Work to complete: State how many lines in the entries below contain "name". Write nothing but the number.

Information supplied:
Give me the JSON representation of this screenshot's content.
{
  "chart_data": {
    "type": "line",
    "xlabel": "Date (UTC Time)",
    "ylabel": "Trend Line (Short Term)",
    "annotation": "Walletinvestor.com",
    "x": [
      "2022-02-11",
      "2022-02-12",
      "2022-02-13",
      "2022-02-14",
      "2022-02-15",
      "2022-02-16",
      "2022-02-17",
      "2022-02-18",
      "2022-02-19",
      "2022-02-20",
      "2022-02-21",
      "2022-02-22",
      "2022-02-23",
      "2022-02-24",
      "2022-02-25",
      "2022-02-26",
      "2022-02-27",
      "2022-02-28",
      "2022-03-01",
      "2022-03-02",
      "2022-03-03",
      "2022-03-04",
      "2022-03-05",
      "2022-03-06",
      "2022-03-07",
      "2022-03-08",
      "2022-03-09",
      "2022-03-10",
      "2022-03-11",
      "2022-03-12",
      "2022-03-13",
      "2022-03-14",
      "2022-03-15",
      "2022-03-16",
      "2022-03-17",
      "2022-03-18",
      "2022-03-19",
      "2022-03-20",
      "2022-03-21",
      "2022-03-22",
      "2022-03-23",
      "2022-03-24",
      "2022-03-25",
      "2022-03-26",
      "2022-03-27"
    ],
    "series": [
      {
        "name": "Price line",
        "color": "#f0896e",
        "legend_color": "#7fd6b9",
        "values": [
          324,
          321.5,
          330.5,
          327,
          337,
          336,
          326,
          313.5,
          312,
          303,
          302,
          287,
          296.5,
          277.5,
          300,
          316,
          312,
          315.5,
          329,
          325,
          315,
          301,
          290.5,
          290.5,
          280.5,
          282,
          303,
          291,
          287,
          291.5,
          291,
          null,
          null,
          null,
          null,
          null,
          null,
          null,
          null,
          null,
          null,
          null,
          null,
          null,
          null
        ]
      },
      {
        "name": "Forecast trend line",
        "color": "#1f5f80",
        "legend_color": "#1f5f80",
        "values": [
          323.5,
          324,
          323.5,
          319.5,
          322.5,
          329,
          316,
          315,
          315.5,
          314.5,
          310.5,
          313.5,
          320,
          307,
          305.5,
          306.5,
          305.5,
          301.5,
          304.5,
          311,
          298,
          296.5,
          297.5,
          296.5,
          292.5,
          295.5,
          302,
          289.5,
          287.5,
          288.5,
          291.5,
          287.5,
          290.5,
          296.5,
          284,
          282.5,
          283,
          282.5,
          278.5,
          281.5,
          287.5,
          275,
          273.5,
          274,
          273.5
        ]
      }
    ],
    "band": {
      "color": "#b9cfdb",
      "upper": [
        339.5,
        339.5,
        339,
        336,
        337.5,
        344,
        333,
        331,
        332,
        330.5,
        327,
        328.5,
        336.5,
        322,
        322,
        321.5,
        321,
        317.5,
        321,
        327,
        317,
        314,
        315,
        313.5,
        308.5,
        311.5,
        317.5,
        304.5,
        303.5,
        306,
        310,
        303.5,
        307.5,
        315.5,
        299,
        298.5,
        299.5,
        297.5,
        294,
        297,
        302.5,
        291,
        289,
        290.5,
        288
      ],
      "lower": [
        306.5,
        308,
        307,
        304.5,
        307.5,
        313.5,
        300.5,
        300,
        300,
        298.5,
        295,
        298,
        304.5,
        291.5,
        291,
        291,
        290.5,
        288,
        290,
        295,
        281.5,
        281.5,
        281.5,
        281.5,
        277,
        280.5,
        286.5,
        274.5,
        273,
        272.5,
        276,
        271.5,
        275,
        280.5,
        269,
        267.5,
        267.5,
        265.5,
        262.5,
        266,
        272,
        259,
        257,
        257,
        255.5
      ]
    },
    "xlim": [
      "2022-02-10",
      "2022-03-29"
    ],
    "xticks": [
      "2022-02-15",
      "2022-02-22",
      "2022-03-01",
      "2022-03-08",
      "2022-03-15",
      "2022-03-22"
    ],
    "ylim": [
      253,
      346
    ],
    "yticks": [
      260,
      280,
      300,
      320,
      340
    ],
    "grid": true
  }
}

Exercise result: 2